◆ **Written exercise**: Output each line exactly as it appears, skipping any embedded picture.
Start
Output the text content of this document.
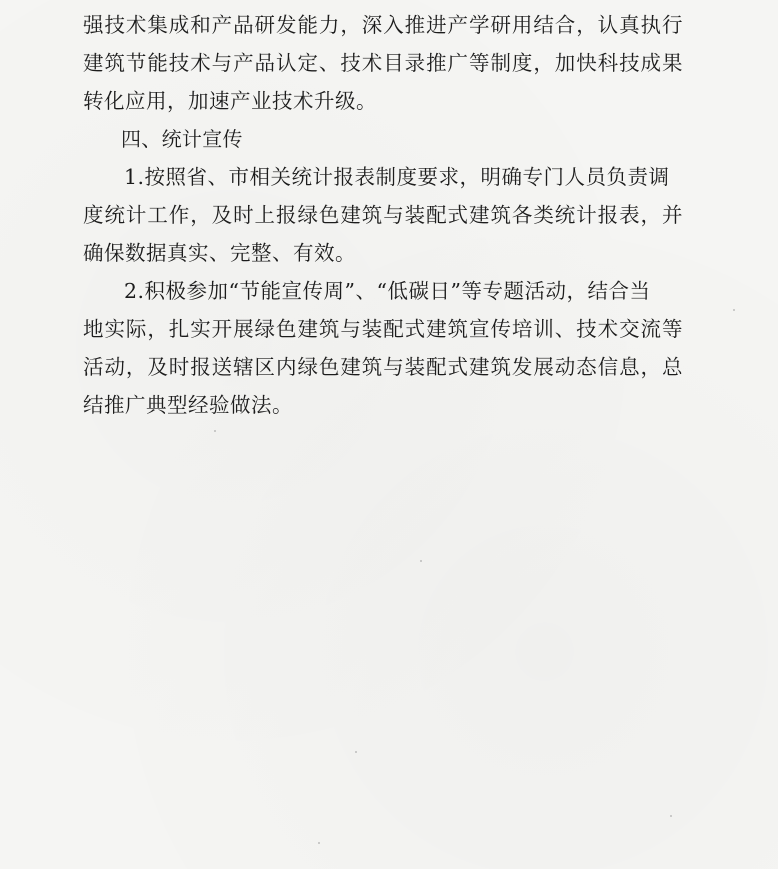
强技术集成和产品研发能力，深入推进产学研用结合，认真执行
建筑节能技术与产品认定、技术目录推广等制度，加快科技成果
转化应用，加速产业技术升级。
四、统计宣传
1.按照省、市相关统计报表制度要求，明确专门人员负责调
度统计工作，及时上报绿色建筑与装配式建筑各类统计报表，并
确保数据真实、完整、有效。
2.积极参加“节能宣传周”、“低碳日”等专题活动，结合当
地实际，扎实开展绿色建筑与装配式建筑宣传培训、技术交流等
活动，及时报送辖区内绿色建筑与装配式建筑发展动态信息，总
结推广典型经验做法。
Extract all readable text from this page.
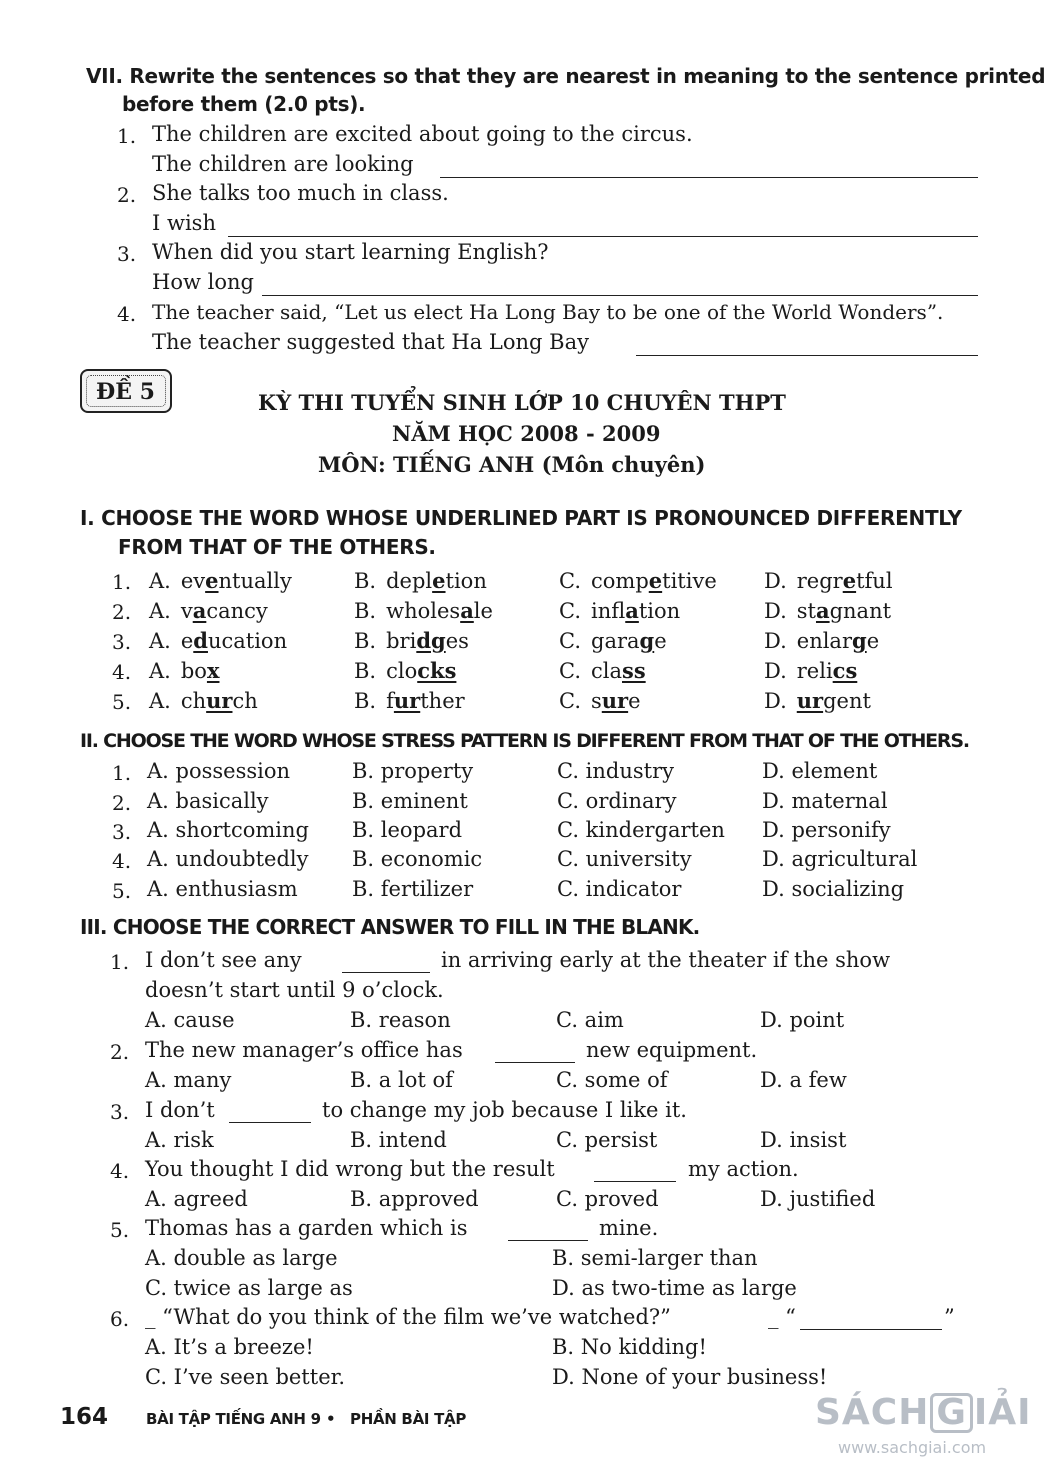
VII. Rewrite the sentences so that they are nearest in meaning to the sentence printed
before them (2.0 pts).
1. The children are excited about going to the circus.
The children are looking
2. She talks too much in class.
I wish
3. When did you start learning English?
How long
4. The teacher said, “Let us elect Ha Long Bay to be one of the World Wonders”.
The teacher suggested that Ha Long Bay
ĐỀ 5	KỲ THI TUYỂN SINH LỚP 10 CHUYÊN THPT
NĂM HỌC 2008 - 2009
MÔN: TIẾNG ANH (Môn chuyên)
I. CHOOSE THE WORD WHOSE UNDERLINED PART IS PRONOUNCED DIFFERENTLY
FROM THAT OF THE OTHERS.
1. A. eventually	B. depletion	C. competitive D. regretful
2. A. vacancy	B. wholesale	C. inflation	D. stagnant
3. A. education	B. bridges	C. garage	D. enlarge
4. A. box	B. clocks	C. class	D. relics
5. A. church	B. further	C. sure	D. urgent
II. CHOOSE THE WORD WHOSE STRESS PATTERN IS DIFFERENT FROM THAT OF THE OTHERS.
1. A. possession	B. property	C. industry	D. element
2. A. basically	B. eminent	C. ordinary	D. maternal
3. A. shortcoming B. leopard	C. kindergarten D. personify
4. A. undoubtedly B. economic	C. university	D. agricultural
5. A. enthusiasm	B. fertilizer	C. indicator	D. socializing
III. CHOOSE THE CORRECT ANSWER TO FILL IN THE BLANK.
1. I don’t see any	in arriving early at the theater if the show
doesn’t start until 9 o’clock.
A. cause	B. reason	C. aim	D. point
2. The new manager’s office has	new equipment.
A. many	B. a lot of	C. some of	D. a few
3. I don’t	to change my job because I like it.
A. risk	B. intend	C. persist	D. insist
4. You thought I did wrong but the result	my action.
A. agreed	B. approved	C. proved	D. justified
5. Thomas has a garden which is	mine.
A. double as large	B. semi-larger than
C. twice as large as	D. as two-time as large
6. _ “What do you think of the film we’ve watched?”	_ “	”
A. It’s a breeze!	B. No kidding!
C. I’ve seen better.	D. None of your business!
164	BÀI TẬP TIẾNG ANH 9 • PHẦN BÀI TẬP	SÁCH G IẢI
www.sachgiai.com
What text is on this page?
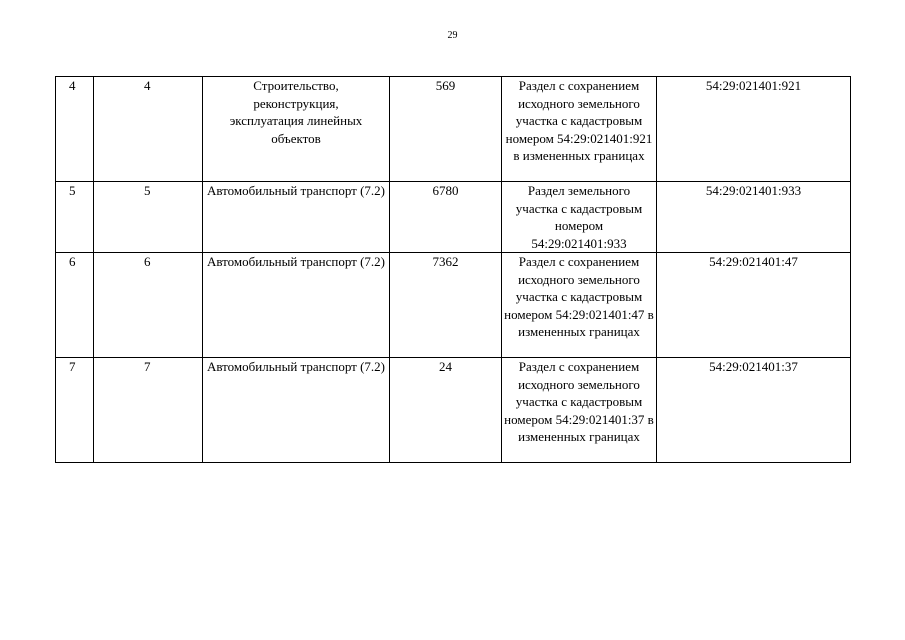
29
4	4	Строительство, реконструкция, эксплуатация линейных объектов	569	Раздел с сохранением исходного земельного участка с кадастровым номером 54:29:021401:921 в измененных границах	54:29:021401:921
5	5	Автомобильный транспорт (7.2)	6780	Раздел земельного участка с кадастровым номером 54:29:021401:933	54:29:021401:933
6	6	Автомобильный транспорт (7.2)	7362	Раздел с сохранением исходного земельного участка с кадастровым номером 54:29:021401:47 в измененных границах	54:29:021401:47
7	7	Автомобильный транспорт (7.2)	24	Раздел с сохранением исходного земельного участка с кадастровым номером 54:29:021401:37 в измененных границах	54:29:021401:37
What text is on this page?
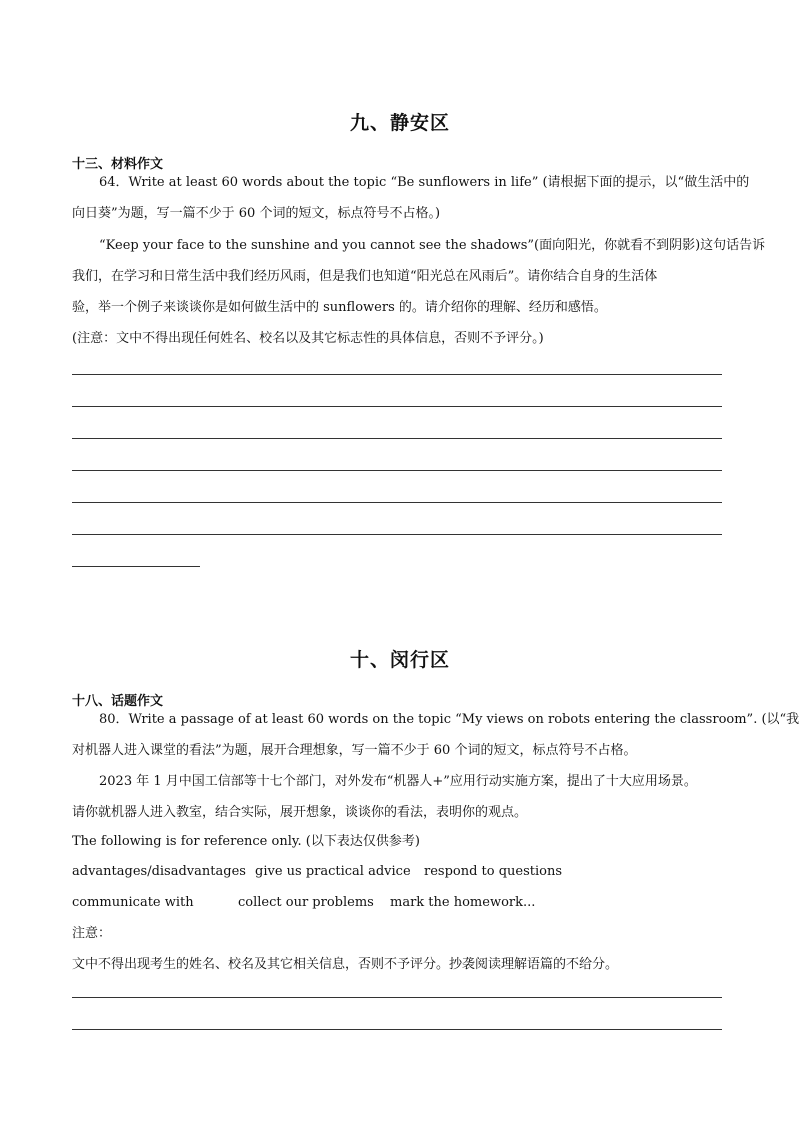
九、静安区
十三、材料作文
64．Write at least 60 words about the topic “Be sunflowers in life” (请根据下面的提示，以“做生活中的
向日葵”为题，写一篇不少于 60 个词的短文，标点符号不占格。)
“Keep your face to the sunshine and you cannot see the shadows”(面向阳光，你就看不到阴影)这句话告诉
我们，在学习和日常生活中我们经历风雨，但是我们也知道“阳光总在风雨后”。请你结合自身的生活体
验，举一个例子来谈谈你是如何做生活中的 sunflowers 的。请介绍你的理解、经历和感悟。
(注意：文中不得出现任何姓名、校名以及其它标志性的具体信息，否则不予评分。)
十、闵行区
十八、话题作文
80．Write a passage of at least 60 words on the topic “My views on robots entering the classroom”. (以“我
对机器人进入课堂的看法”为题，展开合理想象，写一篇不少于 60 个词的短文，标点符号不占格。
2023 年 1 月中国工信部等十七个部门，对外发布“机器人+”应用行动实施方案，提出了十大应用场景。
请你就机器人进入教室，结合实际，展开想象，谈谈你的看法，表明你的观点。
The following is for reference only. (以下表达仅供参考)
advantages/disadvantages give us practical advice respond to questions
communicate with	collect our problems mark the homework...
注意：
文中不得出现考生的姓名、校名及其它相关信息，否则不予评分。抄袭阅读理解语篇的不给分。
End
◆ **Exercise result**:
Output the text content of this document.
强技术集成和产品研发能力，深入推进产学研用结合，认真执行
建筑节能技术与产品认定、技术目录推广等制度，加快科技成果
转化应用，加速产业技术升级。
四、统计宣传
1.按照省、市相关统计报表制度要求，明确专门人员负责调
度统计工作，及时上报绿色建筑与装配式建筑各类统计报表，并
确保数据真实、完整、有效。
2.积极参加“节能宣传周”、“低碳日”等专题活动，结合当
地实际，扎实开展绿色建筑与装配式建筑宣传培训、技术交流等
活动，及时报送辖区内绿色建筑与装配式建筑发展动态信息，总
结推广典型经验做法。
Extract all readable text from this page.
VII. Rewrite the sentences so that they are nearest in meaning to the sentence printed
before them (2.0 pts).
1. The children are excited about going to the circus.
The children are looking
2. She talks too much in class.
I wish
3. When did you start learning English?
How long
4. The teacher said, “Let us elect Ha Long Bay to be one of the World Wonders”.
The teacher suggested that Ha Long Bay
ĐỀ 5	KỲ THI TUYỂN SINH LỚP 10 CHUYÊN THPT
NĂM HỌC 2008 - 2009
MÔN: TIẾNG ANH (Môn chuyên)
I. CHOOSE THE WORD WHOSE UNDERLINED PART IS PRONOUNCED DIFFERENTLY
FROM THAT OF THE OTHERS.
1. A. eventually	B. depletion	C. competitive D. regretful
2. A. vacancy	B. wholesale	C. inflation	D. stagnant
3. A. education	B. bridges	C. garage	D. enlarge
4. A. box	B. clocks	C. class	D. relics
5. A. church	B. further	C. sure	D. urgent
II. CHOOSE THE WORD WHOSE STRESS PATTERN IS DIFFERENT FROM THAT OF THE OTHERS.
1. A. possession	B. property	C. industry	D. element
2. A. basically	B. eminent	C. ordinary	D. maternal
3. A. shortcoming B. leopard	C. kindergarten D. personify
4. A. undoubtedly B. economic	C. university	D. agricultural
5. A. enthusiasm	B. fertilizer	C. indicator	D. socializing
III. CHOOSE THE CORRECT ANSWER TO FILL IN THE BLANK.
1. I don’t see any	in arriving early at the theater if the show
doesn’t start until 9 o’clock.
A. cause	B. reason	C. aim	D. point
2. The new manager’s office has	new equipment.
A. many	B. a lot of	C. some of	D. a few
3. I don’t	to change my job because I like it.
A. risk	B. intend	C. persist	D. insist
4. You thought I did wrong but the result	my action.
A. agreed	B. approved	C. proved	D. justified
5. Thomas has a garden which is	mine.
A. double as large	B. semi-larger than
C. twice as large as	D. as two-time as large
6. _ “What do you think of the film we’ve watched?”	_ “	”
A. It’s a breeze!	B. No kidding!
C. I’ve seen better.	D. None of your business!
164	BÀI TẬP TIẾNG ANH 9 • PHẦN BÀI TẬP	SÁCH G IẢI
www.sachgiai.com
What text is on this page?
29
4	4	Строительство, реконструкция, эксплуатация линейных объектов	569	Раздел с сохранением исходного земельного участка с кадастровым номером 54:29:021401:921 в измененных границах	54:29:021401:921
5	5	Автомобильный транспорт (7.2)	6780	Раздел земельного участка с кадастровым номером 54:29:021401:933	54:29:021401:933
6	6	Автомобильный транспорт (7.2)	7362	Раздел с сохранением исходного земельного участка с кадастровым номером 54:29:021401:47 в измененных границах	54:29:021401:47
7	7	Автомобильный транспорт (7.2)	24	Раздел с сохранением исходного земельного участка с кадастровым номером 54:29:021401:37 в измененных границах	54:29:021401:37
What text is on this page?
九、静安区
十三、材料作文
64．Write at least 60 words about the topic “Be sunflowers in life” (请根据下面的提示，以“做生活中的
向日葵”为题，写一篇不少于 60 个词的短文，标点符号不占格。)
“Keep your face to the sunshine and you cannot see the shadows”(面向阳光，你就看不到阴影)这句话告诉
我们，在学习和日常生活中我们经历风雨，但是我们也知道“阳光总在风雨后”。请你结合自身的生活体
验，举一个例子来谈谈你是如何做生活中的 sunflowers 的。请介绍你的理解、经历和感悟。
(注意：文中不得出现任何姓名、校名以及其它标志性的具体信息，否则不予评分。)
十、闵行区
十八、话题作文
80．Write a passage of at least 60 words on the topic “My views on robots entering the classroom”. (以“我
对机器人进入课堂的看法”为题，展开合理想象，写一篇不少于 60 个词的短文，标点符号不占格。
2023 年 1 月中国工信部等十七个部门，对外发布“机器人+”应用行动实施方案，提出了十大应用场景。
请你就机器人进入教室，结合实际，展开想象，谈谈你的看法，表明你的观点。
The following is for reference only. (以下表达仅供参考)
advantages/disadvantages give us practical advice respond to questions
communicate with	collect our problems mark the homework...
注意：
文中不得出现考生的姓名、校名及其它相关信息，否则不予评分。抄袭阅读理解语篇的不给分。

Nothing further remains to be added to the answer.